Task objective:
Exactly repeat the full listing that follows.
** start **
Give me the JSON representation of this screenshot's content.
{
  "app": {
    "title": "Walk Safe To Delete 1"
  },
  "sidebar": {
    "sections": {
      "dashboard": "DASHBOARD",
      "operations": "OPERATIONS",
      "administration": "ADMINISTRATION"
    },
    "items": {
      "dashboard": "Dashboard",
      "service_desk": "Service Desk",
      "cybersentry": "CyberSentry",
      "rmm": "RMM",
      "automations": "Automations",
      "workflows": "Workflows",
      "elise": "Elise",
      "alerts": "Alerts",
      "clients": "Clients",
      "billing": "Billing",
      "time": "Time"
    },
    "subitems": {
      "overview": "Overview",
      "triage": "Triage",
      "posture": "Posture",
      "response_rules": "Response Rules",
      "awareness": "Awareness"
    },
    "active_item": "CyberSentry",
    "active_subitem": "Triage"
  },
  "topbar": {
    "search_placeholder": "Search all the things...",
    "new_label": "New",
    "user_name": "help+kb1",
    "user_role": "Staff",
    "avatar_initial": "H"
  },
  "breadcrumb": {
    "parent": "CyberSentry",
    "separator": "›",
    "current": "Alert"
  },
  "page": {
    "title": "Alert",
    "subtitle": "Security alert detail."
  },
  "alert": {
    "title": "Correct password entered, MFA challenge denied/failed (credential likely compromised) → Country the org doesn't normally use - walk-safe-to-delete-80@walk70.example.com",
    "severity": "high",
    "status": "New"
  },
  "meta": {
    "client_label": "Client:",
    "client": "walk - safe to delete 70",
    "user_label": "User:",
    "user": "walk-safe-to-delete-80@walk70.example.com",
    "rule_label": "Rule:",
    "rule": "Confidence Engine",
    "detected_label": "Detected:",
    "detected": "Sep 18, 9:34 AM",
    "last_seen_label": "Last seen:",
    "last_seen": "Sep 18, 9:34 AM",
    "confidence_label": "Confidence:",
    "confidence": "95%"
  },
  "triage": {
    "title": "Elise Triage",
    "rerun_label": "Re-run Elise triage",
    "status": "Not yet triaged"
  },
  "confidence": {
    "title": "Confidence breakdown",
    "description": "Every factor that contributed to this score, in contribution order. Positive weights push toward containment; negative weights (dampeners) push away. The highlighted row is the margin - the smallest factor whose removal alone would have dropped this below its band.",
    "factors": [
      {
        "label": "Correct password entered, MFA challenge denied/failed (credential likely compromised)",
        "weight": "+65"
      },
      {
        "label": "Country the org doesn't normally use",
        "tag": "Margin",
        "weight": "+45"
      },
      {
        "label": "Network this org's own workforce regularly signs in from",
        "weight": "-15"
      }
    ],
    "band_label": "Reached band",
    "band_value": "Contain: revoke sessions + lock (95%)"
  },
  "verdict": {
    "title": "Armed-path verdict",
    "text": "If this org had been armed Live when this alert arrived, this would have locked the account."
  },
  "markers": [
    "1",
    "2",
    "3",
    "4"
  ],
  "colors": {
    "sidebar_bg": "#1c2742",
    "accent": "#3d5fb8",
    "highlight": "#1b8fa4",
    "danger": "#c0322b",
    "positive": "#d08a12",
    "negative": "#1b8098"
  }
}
** end **
Result of the exercise:
Give me the JSON representation of this screenshot's content.
{
  "app": {
    "title": "Walk Safe To Delete 1"
  },
  "sidebar": {
    "sections": {
      "dashboard": "DASHBOARD",
      "operations": "OPERATIONS",
      "administration": "ADMINISTRATION"
    },
    "items": {
      "dashboard": "Dashboard",
      "service_desk": "Service Desk",
      "cybersentry": "CyberSentry",
      "rmm": "RMM",
      "automations": "Automations",
      "workflows": "Workflows",
      "elise": "Elise",
      "alerts": "Alerts",
      "clients": "Clients",
      "billing": "Billing",
      "time": "Time"
    },
    "subitems": {
      "overview": "Overview",
      "triage": "Triage",
      "posture": "Posture",
      "response_rules": "Response Rules",
      "awareness": "Awareness"
    },
    "active_item": "CyberSentry",
    "active_subitem": "Triage"
  },
  "topbar": {
    "search_placeholder": "Search all the things...",
    "new_label": "New",
    "user_name": "help+kb1",
    "user_role": "Staff",
    "avatar_initial": "H"
  },
  "breadcrumb": {
    "parent": "CyberSentry",
    "separator": "›",
    "current": "Alert"
  },
  "page": {
    "title": "Alert",
    "subtitle": "Security alert detail."
  },
  "alert": {
    "title": "Correct password entered, MFA challenge denied/failed (credential likely compromised) → Country the org doesn't normally use - walk-safe-to-delete-80@walk70.example.com",
    "severity": "high",
    "status": "New"
  },
  "meta": {
    "client_label": "Client:",
    "client": "walk - safe to delete 70",
    "user_label": "User:",
    "user": "walk-safe-to-delete-80@walk70.example.com",
    "rule_label": "Rule:",
    "rule": "Confidence Engine",
    "detected_label": "Detected:",
    "detected": "Sep 18, 9:34 AM",
    "last_seen_label": "Last seen:",
    "last_seen": "Sep 18, 9:34 AM",
    "confidence_label": "Confidence:",
    "confidence": "95%"
  },
  "triage": {
    "title": "Elise Triage",
    "rerun_label": "Re-run Elise triage",
    "status": "Not yet triaged"
  },
  "confidence": {
    "title": "Confidence breakdown",
    "description": "Every factor that contributed to this score, in contribution order. Positive weights push toward containment; negative weights (dampeners) push away. The highlighted row is the margin - the smallest factor whose removal alone would have dropped this below its band.",
    "factors": [
      {
        "label": "Correct password entered, MFA challenge denied/failed (credential likely compromised)",
        "weight": "+65"
      },
      {
        "label": "Country the org doesn't normally use",
        "tag": "Margin",
        "weight": "+45"
      },
      {
        "label": "Network this org's own workforce regularly signs in from",
        "weight": "-15"
      }
    ],
    "band_label": "Reached band",
    "band_value": "Contain: revoke sessions + lock (95%)"
  },
  "verdict": {
    "title": "Armed-path verdict",
    "text": "If this org had been armed Live when this alert arrived, this would have locked the account."
  },
  "markers": [
    "1",
    "2",
    "3",
    "4"
  ],
  "colors": {
    "sidebar_bg": "#1c2742",
    "accent": "#3d5fb8",
    "highlight": "#1b8fa4",
    "danger": "#c0322b",
    "positive": "#d08a12",
    "negative": "#1b8098"
  }
}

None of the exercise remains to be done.